**Short exercise a:** Please give the lines of the first listing, from its very beginning through the line that contains "privada-dot bbox=[687, 250, 694, 257]", as a JSON list of strings, one string per line and blank lines left out.

**Excerpt provided:**
****************************************

A few weeks ago, I got an email from a fellow hockey fan. Mike, whom I’ve never met, but who’s been my email pal for years, wrote simply that he was forwarding an email to me because he “thought you might be interested in it.”
Below Mike’s message, there was a link to a hockey memorabilia auction site which had a brand new Valeri Kharlamov collection up for sale.
Mike was right. I did find that very interesting. Valeri Kharlamov, the fantastic Soviet forward, was my biggest childhood idol.
Among the items, there was Valeri’s – and I call him just Valeri – silver medal from the 1980 Olympics. The other side of the miracle. There was a team sweater from the 1972 Summit Series, a red sweater with CCCP letters across the chest, and there was his 1972 Summit Series diploma, signed by Ontario’s Premier Bill Davis.
And then there was his 1969 Master of Sports diploma, a ZSKA arena entry pass and a car document holder from a car accident. Not just any car accident. The accident. The one that killed him and his wife, Irina, on August 27, 1981.

****************************************

**Material to process:**

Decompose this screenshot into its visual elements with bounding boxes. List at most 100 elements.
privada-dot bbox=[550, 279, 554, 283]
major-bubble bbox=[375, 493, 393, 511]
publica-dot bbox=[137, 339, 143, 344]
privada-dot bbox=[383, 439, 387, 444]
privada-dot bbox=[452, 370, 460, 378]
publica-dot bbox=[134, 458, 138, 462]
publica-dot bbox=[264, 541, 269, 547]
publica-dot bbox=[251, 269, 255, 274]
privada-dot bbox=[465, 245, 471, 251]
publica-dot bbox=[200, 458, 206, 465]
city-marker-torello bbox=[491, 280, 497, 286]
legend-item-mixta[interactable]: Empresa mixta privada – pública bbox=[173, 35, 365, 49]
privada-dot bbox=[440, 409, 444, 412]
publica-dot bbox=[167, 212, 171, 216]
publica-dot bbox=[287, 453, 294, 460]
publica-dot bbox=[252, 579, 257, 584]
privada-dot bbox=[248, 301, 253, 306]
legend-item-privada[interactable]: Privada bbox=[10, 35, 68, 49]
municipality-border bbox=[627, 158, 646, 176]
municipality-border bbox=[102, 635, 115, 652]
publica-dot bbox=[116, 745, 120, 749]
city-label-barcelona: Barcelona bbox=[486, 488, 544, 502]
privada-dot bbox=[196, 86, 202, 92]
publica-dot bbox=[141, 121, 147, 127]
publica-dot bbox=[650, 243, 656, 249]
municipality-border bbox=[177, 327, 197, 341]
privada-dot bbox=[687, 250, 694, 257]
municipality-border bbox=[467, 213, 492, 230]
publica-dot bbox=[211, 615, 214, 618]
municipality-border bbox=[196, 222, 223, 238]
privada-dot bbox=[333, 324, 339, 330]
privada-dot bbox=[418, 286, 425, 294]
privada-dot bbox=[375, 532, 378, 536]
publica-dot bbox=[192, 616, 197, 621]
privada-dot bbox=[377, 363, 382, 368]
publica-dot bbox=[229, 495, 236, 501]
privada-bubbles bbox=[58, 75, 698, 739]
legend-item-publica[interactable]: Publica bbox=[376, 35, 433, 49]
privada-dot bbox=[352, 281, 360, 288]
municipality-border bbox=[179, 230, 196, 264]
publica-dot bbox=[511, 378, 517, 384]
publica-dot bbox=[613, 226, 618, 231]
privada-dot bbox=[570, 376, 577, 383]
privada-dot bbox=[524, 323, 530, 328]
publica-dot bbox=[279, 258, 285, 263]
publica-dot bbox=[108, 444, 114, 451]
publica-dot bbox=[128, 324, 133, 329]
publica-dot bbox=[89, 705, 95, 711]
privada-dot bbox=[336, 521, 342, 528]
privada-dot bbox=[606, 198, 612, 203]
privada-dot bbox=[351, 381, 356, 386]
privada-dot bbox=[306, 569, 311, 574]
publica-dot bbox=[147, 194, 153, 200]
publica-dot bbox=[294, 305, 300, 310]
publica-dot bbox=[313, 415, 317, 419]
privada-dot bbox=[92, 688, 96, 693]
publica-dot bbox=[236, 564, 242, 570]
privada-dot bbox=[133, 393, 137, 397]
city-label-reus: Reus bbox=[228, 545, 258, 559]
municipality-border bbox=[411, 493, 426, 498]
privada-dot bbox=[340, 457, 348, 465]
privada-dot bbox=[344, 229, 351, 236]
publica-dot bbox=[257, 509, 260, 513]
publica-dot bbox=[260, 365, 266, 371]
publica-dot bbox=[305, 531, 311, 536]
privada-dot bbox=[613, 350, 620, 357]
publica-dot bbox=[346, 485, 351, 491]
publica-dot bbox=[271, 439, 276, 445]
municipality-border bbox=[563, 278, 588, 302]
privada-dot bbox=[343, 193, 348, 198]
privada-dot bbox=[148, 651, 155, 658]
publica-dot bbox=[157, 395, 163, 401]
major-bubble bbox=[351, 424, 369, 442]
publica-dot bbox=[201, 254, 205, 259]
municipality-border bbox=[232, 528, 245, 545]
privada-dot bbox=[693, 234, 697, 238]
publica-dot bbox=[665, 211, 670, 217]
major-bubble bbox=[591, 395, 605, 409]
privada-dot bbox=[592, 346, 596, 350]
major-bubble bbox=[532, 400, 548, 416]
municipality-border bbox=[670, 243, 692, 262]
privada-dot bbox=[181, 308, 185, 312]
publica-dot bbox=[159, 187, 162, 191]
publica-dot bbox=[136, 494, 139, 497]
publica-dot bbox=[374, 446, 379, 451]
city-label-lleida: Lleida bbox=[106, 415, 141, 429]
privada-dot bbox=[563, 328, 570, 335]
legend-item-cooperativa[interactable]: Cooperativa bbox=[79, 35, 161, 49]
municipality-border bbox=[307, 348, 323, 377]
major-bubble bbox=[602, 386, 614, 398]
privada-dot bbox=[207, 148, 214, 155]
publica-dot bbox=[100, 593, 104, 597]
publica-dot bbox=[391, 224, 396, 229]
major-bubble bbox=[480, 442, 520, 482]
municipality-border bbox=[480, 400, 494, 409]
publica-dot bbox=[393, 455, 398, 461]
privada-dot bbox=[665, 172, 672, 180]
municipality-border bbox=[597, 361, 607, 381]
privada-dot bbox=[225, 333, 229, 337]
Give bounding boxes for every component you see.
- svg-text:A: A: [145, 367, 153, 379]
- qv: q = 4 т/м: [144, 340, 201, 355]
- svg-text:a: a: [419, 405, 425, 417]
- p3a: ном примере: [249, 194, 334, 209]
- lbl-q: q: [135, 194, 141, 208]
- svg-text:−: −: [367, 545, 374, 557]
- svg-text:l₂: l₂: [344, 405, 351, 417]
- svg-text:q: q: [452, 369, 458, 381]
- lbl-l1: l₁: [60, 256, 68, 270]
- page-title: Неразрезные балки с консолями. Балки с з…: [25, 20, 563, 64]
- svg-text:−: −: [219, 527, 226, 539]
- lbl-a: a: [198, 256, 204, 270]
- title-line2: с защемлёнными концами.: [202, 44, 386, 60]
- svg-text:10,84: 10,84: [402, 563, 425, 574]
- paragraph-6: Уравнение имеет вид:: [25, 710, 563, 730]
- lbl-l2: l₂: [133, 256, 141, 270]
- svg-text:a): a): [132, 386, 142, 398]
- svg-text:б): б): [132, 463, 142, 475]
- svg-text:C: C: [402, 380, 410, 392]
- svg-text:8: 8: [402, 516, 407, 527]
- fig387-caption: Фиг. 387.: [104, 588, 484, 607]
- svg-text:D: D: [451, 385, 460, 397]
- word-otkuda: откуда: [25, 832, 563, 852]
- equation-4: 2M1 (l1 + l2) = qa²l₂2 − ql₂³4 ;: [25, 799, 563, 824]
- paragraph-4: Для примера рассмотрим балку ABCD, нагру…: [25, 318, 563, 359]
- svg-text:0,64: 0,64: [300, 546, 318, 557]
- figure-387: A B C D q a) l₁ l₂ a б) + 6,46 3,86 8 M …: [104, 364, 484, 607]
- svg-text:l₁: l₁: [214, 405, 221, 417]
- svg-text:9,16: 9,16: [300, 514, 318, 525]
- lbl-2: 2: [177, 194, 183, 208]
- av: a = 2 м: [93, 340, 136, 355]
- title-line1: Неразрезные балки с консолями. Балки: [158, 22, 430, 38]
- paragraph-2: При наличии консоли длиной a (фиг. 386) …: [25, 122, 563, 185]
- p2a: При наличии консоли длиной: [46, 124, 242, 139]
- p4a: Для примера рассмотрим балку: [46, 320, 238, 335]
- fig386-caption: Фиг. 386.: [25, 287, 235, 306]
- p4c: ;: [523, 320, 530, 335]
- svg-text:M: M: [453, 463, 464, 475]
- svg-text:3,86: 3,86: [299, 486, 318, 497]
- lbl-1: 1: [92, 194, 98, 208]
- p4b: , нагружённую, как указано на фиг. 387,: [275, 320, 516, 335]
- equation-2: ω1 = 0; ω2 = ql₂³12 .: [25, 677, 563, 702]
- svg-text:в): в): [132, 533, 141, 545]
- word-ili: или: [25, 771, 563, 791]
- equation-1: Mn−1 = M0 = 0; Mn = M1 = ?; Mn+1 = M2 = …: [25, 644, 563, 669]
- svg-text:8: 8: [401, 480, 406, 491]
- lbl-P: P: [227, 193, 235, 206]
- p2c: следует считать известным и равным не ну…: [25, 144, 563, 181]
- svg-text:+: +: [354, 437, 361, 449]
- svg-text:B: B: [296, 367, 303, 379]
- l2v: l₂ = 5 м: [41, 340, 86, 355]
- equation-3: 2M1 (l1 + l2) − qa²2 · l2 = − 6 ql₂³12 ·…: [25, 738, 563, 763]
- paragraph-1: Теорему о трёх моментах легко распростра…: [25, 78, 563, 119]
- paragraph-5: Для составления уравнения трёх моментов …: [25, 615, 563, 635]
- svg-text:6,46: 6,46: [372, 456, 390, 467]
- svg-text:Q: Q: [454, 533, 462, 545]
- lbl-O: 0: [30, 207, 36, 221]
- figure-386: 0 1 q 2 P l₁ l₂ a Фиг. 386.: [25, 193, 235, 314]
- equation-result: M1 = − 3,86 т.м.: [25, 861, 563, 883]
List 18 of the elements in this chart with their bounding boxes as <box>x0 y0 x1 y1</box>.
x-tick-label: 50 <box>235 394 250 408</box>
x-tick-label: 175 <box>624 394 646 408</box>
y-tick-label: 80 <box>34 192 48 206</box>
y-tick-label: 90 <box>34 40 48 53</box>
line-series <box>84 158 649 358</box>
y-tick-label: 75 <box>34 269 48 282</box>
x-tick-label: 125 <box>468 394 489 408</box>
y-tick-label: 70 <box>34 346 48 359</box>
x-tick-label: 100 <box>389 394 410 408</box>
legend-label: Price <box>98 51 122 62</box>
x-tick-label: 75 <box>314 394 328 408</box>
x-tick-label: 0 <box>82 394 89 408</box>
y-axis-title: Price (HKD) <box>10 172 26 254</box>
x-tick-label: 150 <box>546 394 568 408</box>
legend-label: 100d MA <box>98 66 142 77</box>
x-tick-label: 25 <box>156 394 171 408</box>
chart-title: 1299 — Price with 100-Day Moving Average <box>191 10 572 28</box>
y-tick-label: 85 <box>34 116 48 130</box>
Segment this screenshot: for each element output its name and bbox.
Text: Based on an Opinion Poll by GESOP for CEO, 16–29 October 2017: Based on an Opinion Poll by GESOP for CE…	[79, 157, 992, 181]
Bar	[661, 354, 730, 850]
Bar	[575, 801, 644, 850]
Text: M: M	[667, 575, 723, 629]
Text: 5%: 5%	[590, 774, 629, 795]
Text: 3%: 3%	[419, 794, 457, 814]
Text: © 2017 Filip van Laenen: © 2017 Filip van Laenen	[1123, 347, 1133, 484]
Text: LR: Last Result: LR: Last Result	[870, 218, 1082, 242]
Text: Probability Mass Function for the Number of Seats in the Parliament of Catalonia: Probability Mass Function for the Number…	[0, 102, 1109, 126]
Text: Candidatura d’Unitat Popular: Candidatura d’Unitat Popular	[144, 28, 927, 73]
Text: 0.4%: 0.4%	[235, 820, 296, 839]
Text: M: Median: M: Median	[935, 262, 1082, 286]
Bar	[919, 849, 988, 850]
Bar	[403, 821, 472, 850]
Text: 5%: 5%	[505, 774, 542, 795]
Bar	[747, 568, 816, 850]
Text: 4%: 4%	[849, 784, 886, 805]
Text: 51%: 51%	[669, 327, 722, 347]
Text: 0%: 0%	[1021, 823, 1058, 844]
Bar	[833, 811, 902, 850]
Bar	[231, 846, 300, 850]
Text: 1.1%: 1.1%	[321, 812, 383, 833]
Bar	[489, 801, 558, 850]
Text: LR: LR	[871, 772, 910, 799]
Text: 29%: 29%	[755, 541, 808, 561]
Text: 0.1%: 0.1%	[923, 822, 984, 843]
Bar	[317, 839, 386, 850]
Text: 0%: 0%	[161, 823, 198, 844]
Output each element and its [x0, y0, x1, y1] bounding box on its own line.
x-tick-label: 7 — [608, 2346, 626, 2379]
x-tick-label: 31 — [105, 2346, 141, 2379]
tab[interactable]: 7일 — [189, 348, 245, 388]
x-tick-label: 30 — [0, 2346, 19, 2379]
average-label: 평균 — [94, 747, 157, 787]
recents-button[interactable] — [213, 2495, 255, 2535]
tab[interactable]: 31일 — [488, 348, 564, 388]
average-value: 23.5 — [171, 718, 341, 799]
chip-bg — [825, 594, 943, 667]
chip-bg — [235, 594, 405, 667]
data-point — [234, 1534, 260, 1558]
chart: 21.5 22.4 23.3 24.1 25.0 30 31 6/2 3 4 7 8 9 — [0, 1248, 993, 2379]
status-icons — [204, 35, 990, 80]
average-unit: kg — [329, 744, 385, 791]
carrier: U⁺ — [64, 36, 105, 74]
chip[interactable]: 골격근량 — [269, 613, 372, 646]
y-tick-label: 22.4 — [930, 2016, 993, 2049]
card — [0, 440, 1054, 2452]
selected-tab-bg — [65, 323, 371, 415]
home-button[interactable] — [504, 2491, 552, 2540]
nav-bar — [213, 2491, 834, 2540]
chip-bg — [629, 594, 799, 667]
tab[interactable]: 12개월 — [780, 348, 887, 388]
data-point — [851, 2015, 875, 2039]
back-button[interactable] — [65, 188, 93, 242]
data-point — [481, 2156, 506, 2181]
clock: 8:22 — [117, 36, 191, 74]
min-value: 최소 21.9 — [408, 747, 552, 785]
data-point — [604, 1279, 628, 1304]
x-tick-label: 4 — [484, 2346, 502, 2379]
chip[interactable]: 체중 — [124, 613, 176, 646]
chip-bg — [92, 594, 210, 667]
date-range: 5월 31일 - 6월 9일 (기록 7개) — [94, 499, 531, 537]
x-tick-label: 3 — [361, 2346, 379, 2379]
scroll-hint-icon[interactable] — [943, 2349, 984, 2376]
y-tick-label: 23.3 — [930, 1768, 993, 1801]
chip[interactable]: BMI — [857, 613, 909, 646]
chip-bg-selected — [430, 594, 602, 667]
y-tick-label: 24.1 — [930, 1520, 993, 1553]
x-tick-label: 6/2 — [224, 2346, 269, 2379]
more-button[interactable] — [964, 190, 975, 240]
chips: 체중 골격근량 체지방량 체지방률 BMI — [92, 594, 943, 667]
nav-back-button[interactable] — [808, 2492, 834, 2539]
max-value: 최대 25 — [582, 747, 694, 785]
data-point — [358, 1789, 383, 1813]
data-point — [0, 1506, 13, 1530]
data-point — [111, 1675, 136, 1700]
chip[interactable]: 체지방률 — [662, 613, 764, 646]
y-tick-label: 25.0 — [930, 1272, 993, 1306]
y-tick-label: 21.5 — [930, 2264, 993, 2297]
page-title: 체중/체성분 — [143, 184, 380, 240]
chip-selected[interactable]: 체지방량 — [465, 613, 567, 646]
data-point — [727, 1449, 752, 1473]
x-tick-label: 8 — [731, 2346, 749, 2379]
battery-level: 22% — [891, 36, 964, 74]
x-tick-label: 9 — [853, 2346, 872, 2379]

****************************************

**Short exercise b:** Carry the account of the Valeri Kharlamov auction collection forward from where it stops.

**Answer a:**
[
  "Decompose this screenshot into its visual elements with bounding boxes. List at most 100 elements.",
  "privada-dot bbox=[550, 279, 554, 283]",
  "major-bubble bbox=[375, 493, 393, 511]",
  "publica-dot bbox=[137, 339, 143, 344]",
  "privada-dot bbox=[383, 439, 387, 444]",
  "privada-dot bbox=[452, 370, 460, 378]",
  "publica-dot bbox=[134, 458, 138, 462]",
  "publica-dot bbox=[264, 541, 269, 547]",
  "publica-dot bbox=[251, 269, 255, 274]",
  "privada-dot bbox=[465, 245, 471, 251]",
  "publica-dot bbox=[200, 458, 206, 465]",
  "city-marker-torello bbox=[491, 280, 497, 286]",
  "legend-item-mixta[interactable]: Empresa mixta privada – pública bbox=[173, 35, 365, 49]",
  "privada-dot bbox=[440, 409, 444, 412]",
  "publica-dot bbox=[167, 212, 171, 216]",
  "publica-dot bbox=[287, 453, 294, 460]",
  "publica-dot bbox=[252, 579, 257, 584]",
  "privada-dot bbox=[248, 301, 253, 306]",
  "legend-item-privada[interactable]: Privada bbox=[10, 35, 68, 49]",
  "municipality-border bbox=[627, 158, 646, 176]",
  "municipality-border bbox=[102, 635, 115, 652]",
  "publica-dot bbox=[116, 745, 120, 749]",
  "city-label-barcelona: Barcelona bbox=[486, 488, 544, 502]",
  "privada-dot bbox=[196, 86, 202, 92]",
  "publica-dot bbox=[141, 121, 147, 127]",
  "publica-dot bbox=[650, 243, 656, 249]",
  "municipality-border bbox=[177, 327, 197, 341]",
  "privada-dot bbox=[687, 250, 694, 257]"
]

**Answer b:**
The highest bid for those documents was around 300 dollars. I quickly did the currency conversion in my head, and as always when I do that, the price in euro landed at a pretty reasonable range so for a fleeting moment, I considered making a bid. I’d think about it.
I also copied the photo of the documents, and made it my desktop image.
I see it every day. Sometimes when I switch from one program to another, I catch just a glimpse of it, and I see Valeri’s face, or his eyes. Sometimes I clear the screen of everything else, and just study the image.
The Master of Sports diploma is on the top of the screen, the entry pass below it, and they both lie on the folder that contains the car documents. It says “Document Automovil” on it.
The Master of Sports diploma is dated in 1969, when Valeri was just 21 years old. It’s his first year with the ZSKA, the Red Army team. Just a year earlier, he had been sent to the Russian second league to play, to get some ice time with the army’s team in Chebarkul in the Urals Military District.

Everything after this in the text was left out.